(A run of records)
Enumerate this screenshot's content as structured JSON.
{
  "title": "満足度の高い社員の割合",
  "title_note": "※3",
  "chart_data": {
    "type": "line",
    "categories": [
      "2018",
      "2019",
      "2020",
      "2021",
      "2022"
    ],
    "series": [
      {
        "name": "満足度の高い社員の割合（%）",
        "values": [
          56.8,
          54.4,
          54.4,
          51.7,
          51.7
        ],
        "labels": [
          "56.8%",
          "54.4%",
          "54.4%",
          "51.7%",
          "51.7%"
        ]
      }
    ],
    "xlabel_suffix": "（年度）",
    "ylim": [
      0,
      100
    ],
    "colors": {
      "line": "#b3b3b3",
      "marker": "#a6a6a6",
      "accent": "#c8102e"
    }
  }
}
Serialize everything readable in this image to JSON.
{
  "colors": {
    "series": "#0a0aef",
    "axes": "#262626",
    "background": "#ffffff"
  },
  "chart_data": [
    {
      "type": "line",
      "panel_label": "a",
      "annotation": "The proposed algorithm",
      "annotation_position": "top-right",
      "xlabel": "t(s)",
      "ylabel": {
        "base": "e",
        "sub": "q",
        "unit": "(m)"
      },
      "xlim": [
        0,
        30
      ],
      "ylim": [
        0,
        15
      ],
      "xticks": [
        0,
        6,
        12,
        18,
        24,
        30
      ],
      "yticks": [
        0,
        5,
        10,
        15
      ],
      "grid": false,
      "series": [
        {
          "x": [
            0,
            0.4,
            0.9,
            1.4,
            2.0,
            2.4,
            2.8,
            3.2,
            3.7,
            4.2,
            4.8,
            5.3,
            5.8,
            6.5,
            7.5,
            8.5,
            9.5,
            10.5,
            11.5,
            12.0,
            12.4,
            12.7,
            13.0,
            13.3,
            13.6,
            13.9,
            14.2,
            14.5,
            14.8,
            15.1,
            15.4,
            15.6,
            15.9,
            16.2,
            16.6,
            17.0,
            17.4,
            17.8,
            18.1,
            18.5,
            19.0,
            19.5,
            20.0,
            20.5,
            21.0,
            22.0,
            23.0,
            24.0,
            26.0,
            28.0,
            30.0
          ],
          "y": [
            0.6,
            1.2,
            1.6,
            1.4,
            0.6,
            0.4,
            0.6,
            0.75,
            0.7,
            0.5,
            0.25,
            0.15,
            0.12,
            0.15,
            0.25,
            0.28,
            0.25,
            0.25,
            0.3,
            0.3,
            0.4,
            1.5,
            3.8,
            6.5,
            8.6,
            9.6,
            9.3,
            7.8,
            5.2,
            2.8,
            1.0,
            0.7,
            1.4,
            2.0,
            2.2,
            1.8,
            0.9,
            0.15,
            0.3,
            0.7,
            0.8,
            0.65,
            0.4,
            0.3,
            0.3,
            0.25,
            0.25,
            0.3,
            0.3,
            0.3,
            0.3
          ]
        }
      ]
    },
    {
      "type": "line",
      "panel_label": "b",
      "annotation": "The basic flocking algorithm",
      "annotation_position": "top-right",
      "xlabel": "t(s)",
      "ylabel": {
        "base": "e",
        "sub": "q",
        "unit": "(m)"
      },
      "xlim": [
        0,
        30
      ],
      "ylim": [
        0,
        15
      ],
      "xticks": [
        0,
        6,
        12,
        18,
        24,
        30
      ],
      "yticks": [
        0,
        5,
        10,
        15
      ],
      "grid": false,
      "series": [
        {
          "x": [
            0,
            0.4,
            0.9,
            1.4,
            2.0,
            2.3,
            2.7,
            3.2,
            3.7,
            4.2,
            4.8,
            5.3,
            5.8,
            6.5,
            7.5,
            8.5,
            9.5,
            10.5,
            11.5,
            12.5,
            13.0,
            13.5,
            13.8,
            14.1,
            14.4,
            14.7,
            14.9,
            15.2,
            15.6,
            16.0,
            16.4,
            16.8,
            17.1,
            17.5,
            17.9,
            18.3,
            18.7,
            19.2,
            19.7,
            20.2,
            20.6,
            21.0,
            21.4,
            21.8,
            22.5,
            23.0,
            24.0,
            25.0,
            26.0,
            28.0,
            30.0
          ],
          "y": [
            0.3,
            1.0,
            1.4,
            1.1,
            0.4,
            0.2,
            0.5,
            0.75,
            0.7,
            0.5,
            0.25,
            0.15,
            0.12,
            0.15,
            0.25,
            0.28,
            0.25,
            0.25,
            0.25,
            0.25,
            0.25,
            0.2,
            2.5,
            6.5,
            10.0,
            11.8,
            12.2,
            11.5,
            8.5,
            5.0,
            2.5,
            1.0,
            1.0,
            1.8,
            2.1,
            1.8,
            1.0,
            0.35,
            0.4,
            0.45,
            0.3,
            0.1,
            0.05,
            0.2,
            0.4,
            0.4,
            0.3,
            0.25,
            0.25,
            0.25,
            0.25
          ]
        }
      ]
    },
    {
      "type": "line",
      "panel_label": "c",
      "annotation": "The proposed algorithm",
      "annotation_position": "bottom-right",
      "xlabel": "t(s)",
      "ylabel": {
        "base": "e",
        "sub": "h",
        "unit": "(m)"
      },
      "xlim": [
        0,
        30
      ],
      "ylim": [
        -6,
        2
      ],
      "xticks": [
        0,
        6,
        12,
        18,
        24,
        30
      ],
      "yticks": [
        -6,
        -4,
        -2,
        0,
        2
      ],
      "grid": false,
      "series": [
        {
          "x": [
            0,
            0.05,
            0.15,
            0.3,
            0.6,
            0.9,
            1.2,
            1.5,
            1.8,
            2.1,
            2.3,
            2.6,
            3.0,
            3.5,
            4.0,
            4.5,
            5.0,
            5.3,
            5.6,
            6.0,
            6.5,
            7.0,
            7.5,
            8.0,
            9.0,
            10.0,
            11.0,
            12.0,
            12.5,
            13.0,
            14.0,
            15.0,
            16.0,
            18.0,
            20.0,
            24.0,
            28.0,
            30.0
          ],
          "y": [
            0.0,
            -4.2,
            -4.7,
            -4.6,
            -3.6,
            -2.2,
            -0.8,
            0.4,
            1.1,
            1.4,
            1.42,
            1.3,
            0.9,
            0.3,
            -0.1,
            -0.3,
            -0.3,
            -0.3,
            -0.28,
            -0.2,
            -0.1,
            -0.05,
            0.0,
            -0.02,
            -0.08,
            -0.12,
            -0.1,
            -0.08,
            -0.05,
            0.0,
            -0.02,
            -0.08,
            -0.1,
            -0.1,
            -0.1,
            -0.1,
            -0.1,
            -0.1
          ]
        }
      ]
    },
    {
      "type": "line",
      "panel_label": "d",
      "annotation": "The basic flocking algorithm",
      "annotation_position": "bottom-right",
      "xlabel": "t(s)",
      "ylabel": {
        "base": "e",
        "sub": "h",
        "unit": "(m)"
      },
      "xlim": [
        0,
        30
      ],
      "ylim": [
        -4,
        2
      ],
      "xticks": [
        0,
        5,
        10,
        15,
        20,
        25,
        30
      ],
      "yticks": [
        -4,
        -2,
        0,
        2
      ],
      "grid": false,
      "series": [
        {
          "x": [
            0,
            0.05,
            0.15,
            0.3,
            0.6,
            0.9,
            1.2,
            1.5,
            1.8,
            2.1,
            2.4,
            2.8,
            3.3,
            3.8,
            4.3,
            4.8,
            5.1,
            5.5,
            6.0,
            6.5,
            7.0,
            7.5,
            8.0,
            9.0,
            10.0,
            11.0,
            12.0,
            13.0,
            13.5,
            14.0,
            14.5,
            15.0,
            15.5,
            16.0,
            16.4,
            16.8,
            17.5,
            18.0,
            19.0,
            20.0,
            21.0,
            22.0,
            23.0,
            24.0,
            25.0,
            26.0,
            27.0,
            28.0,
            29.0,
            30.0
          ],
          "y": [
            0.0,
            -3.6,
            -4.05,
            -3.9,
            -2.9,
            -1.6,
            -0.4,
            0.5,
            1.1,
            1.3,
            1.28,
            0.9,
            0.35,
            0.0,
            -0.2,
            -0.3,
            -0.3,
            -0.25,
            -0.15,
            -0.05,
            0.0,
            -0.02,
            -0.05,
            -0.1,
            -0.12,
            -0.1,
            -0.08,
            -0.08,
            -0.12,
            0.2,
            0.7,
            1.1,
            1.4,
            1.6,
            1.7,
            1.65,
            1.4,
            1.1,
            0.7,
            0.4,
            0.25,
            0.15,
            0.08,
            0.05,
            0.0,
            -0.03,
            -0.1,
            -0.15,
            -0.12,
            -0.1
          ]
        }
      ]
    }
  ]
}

_Aim:_ Each line that holds the string "JSON" counts once; give the total and nothing else.

_Solution for this problem:_ 2